### PROVIDED ENTRIES
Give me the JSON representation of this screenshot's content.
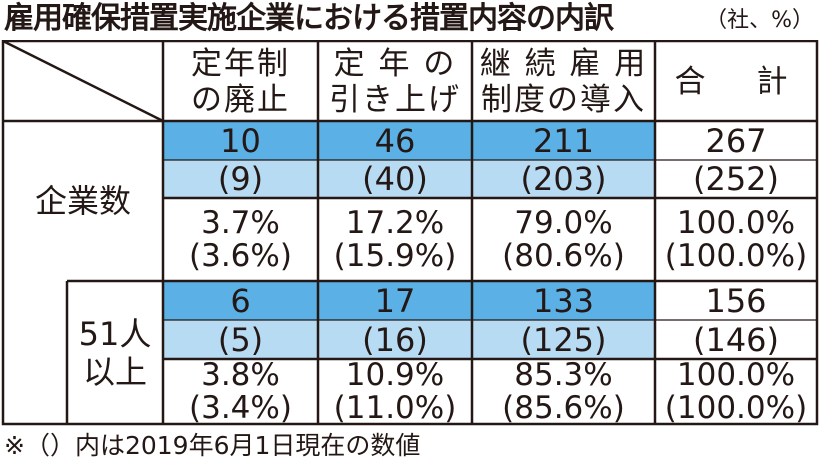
{
  "title": "雇用確保措置実施企業における措置内容の内訳",
  "unit": "（社、%）",
  "columns": [
    {
      "line1": "定年制",
      "line2": "の廃止"
    },
    {
      "line1": "定 年 の",
      "line2": "引き上げ"
    },
    {
      "line1": "継 続 雇 用",
      "line2": "制度の導入"
    },
    {
      "line1": "合　計",
      "line2": ""
    }
  ],
  "groups": [
    {
      "label_line1": "企業数",
      "label_line2": "",
      "counts": [
        "10",
        "46",
        "211",
        "267"
      ],
      "counts_prev": [
        "(9)",
        "(40)",
        "(203)",
        "(252)"
      ],
      "pct": [
        "3.7%",
        "17.2%",
        "79.0%",
        "100.0%"
      ],
      "pct_prev": [
        "(3.6%)",
        "(15.9%)",
        "(80.6%)",
        "(100.0%)"
      ]
    },
    {
      "label_line1": "51人",
      "label_line2": "以上",
      "counts": [
        "6",
        "17",
        "133",
        "156"
      ],
      "counts_prev": [
        "(5)",
        "(16)",
        "(125)",
        "(146)"
      ],
      "pct": [
        "3.8%",
        "10.9%",
        "85.3%",
        "100.0%"
      ],
      "pct_prev": [
        "(3.4%)",
        "(11.0%)",
        "(85.6%)",
        "(100.0%)"
      ]
    }
  ],
  "footnote": "※（）内は2019年6月1日現在の数値",
  "colors": {
    "blue_dark": "#5bb0e5",
    "blue_light": "#b7dbf3",
    "line": "#231815"
  }
}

### WHAT IS REQUIRED
Quote the entries in full. Any image among them is to be omitted from the copy.

### IN RESPONSE
Give me the JSON representation of this screenshot's content.
{
  "title": "雇用確保措置実施企業における措置内容の内訳",
  "unit": "（社、%）",
  "columns": [
    {
      "line1": "定年制",
      "line2": "の廃止"
    },
    {
      "line1": "定 年 の",
      "line2": "引き上げ"
    },
    {
      "line1": "継 続 雇 用",
      "line2": "制度の導入"
    },
    {
      "line1": "合　計",
      "line2": ""
    }
  ],
  "groups": [
    {
      "label_line1": "企業数",
      "label_line2": "",
      "counts": [
        "10",
        "46",
        "211",
        "267"
      ],
      "counts_prev": [
        "(9)",
        "(40)",
        "(203)",
        "(252)"
      ],
      "pct": [
        "3.7%",
        "17.2%",
        "79.0%",
        "100.0%"
      ],
      "pct_prev": [
        "(3.6%)",
        "(15.9%)",
        "(80.6%)",
        "(100.0%)"
      ]
    },
    {
      "label_line1": "51人",
      "label_line2": "以上",
      "counts": [
        "6",
        "17",
        "133",
        "156"
      ],
      "counts_prev": [
        "(5)",
        "(16)",
        "(125)",
        "(146)"
      ],
      "pct": [
        "3.8%",
        "10.9%",
        "85.3%",
        "100.0%"
      ],
      "pct_prev": [
        "(3.4%)",
        "(11.0%)",
        "(85.6%)",
        "(100.0%)"
      ]
    }
  ],
  "footnote": "※（）内は2019年6月1日現在の数値",
  "colors": {
    "blue_dark": "#5bb0e5",
    "blue_light": "#b7dbf3",
    "line": "#231815"
  }
}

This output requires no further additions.